--- EXERCISE INSTRUCTIONS ---
a: Using the passage about Lai, answer each question below and mark your answers (i), (ii), (iii) to match.
(i) What is the one requirement Lai always had when taking part in protests against the CCP?
(ii) How did Lai flee decades back?
(iii) What sentence did Lai receive on Dec. 13, and for what?
b: Carry on the passage about Lai, starting right after its last sentence.

* Start ARTICLE *

The People’s Republic of China commits genocide against the Uighurs, an ethnic minority of Muslims that has been forced into slave labor and re-education camps.
The CCP has squelched any semblance of freedom of speech among its own people, frequently rounding up dissenters and anyone deemed problematic, jailing or killing them.
Lai fled this terror when he hopped in the bottom of a boat heading for an unknown place decades back. But now that terror is back and worse than ever.
Lai has participated in many protests against the CCP and always had one requirement: He wanted to stand in the front, where officials could see him.
Today, Lai fights for his freedom from behind bars. On Dec. 13, he was sentenced to 13 months in prison over his participation in a banned vigil for the victims of the Tiananmen Square massacre. This is on top of the 14-month sentence he received on May 28 for helping to organize an unauthorized pro-democracy rally, and in addition to the six months he had already served.

* End ARTICLE *
* Start AVAILABLE DATA *

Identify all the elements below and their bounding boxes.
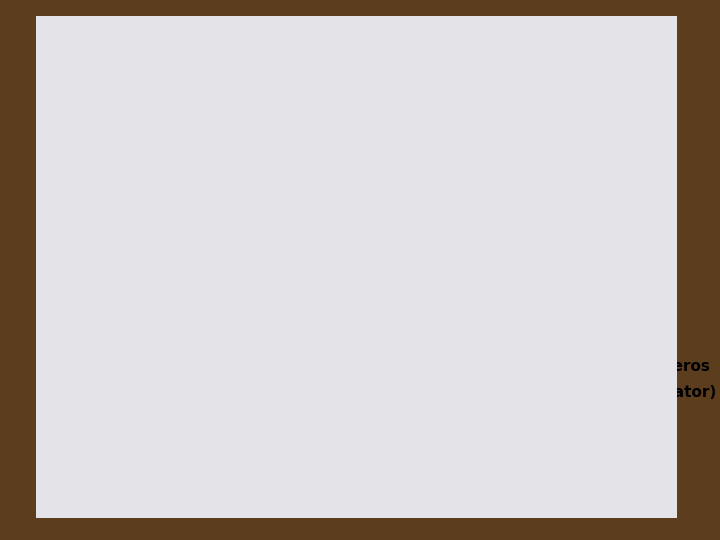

* End AVAILABLE DATA *

--- RESPONSE LIST ---
a:
(i) He wanted to stand in the front, where officials could see him.
(ii) He hopped in the bottom of a boat heading for an unknown place.
(iii) He was sentenced to 13 months in prison over his participation in a banned vigil for the victims of the Tiananmen Square massacre.

b:
He is still awaiting a third trial for alleged violations of the CCP’s national security laws, which are so broad as to allow the government to use them in any way it sees fit to silence dissent.
Nevertheless, Lai remains strongly rooted: first in his fervent Catholic faith, and second in his unshakable support of freedom.
The Chinese government wants him silenced, but Jimmy Lai’s fight in Hong Kong is far from done.
“Even if they kill me, I will fight to the last day,” Lai said.